■ Required task ■
Count only the lines of the records that hold "ratio", then give the number without any other words.

[start]

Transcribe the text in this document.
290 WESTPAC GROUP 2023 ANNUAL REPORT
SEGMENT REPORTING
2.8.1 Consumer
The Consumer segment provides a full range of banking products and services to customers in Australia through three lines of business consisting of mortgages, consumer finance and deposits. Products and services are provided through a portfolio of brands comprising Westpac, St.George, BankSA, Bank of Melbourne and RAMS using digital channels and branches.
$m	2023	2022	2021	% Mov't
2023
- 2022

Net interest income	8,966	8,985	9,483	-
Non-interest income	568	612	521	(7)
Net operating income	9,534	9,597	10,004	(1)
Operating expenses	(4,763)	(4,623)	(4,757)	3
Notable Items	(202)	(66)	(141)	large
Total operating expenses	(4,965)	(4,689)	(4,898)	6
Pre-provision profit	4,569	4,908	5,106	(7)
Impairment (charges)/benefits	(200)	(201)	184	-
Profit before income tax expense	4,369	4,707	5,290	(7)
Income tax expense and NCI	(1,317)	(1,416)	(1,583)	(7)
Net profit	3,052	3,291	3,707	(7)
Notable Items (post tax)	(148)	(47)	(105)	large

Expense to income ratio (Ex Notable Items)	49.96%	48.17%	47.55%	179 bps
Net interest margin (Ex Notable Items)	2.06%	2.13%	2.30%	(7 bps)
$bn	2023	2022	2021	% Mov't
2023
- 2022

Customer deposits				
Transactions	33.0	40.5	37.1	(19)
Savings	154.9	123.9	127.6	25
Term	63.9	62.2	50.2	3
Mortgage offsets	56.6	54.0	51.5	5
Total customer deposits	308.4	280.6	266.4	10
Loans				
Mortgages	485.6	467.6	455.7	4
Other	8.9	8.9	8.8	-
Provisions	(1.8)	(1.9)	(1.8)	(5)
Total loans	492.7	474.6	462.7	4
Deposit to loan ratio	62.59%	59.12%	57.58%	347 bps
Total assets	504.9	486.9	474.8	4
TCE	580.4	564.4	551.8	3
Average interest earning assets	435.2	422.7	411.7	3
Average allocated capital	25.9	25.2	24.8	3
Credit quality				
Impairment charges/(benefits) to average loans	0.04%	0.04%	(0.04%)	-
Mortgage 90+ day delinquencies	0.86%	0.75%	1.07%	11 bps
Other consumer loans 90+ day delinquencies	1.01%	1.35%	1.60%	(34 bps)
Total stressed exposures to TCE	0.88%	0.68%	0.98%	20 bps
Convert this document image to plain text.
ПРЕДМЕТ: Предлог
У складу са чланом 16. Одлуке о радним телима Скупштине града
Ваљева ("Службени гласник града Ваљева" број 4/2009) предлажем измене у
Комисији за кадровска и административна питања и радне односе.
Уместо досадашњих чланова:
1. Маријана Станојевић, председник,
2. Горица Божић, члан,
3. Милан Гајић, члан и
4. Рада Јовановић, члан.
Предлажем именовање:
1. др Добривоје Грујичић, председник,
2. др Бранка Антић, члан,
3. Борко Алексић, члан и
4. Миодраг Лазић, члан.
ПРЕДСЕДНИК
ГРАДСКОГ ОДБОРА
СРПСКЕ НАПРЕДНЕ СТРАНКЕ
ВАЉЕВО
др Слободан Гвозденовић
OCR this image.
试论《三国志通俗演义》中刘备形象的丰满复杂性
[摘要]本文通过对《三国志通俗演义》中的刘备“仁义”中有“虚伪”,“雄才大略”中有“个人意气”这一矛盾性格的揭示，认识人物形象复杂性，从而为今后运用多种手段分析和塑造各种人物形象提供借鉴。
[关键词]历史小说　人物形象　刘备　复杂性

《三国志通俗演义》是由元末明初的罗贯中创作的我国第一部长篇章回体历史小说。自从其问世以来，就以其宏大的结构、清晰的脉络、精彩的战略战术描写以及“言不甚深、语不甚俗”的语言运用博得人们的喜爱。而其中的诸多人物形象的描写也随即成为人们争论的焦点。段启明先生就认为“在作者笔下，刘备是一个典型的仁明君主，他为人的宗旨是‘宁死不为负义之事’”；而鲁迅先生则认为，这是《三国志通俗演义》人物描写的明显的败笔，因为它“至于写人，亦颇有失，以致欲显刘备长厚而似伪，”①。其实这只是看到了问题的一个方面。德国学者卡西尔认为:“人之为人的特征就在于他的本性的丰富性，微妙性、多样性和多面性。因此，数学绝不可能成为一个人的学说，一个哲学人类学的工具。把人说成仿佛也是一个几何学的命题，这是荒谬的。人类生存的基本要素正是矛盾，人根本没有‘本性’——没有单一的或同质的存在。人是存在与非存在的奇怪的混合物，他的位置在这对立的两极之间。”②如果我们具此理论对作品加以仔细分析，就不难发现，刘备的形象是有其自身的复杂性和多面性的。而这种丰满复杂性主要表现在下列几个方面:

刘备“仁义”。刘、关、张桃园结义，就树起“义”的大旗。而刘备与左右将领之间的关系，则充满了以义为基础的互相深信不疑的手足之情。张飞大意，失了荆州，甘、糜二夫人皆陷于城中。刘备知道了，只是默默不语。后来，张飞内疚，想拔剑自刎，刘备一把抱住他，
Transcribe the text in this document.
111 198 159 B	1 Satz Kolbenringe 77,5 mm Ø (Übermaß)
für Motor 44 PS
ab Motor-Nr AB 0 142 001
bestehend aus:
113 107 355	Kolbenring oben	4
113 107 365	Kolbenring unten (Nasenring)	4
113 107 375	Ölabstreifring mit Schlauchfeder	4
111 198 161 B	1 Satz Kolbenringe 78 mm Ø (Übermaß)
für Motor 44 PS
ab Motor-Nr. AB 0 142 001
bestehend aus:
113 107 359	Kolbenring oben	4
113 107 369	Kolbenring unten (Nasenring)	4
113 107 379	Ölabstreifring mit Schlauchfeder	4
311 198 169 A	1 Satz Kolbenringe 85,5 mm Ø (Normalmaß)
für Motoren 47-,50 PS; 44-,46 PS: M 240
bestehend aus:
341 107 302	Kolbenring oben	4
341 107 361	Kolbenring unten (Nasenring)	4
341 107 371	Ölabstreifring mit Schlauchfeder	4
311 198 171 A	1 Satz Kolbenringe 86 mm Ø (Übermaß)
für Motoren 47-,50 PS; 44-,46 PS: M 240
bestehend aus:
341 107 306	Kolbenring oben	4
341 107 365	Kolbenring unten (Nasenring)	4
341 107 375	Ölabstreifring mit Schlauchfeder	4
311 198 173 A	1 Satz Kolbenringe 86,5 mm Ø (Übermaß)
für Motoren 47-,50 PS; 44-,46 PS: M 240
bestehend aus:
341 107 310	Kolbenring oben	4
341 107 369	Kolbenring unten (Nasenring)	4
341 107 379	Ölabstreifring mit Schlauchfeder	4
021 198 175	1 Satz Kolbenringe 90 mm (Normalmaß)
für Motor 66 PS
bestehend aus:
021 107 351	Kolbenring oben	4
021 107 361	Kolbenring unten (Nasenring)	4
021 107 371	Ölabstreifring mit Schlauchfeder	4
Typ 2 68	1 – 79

[end]

■ Full response ■
2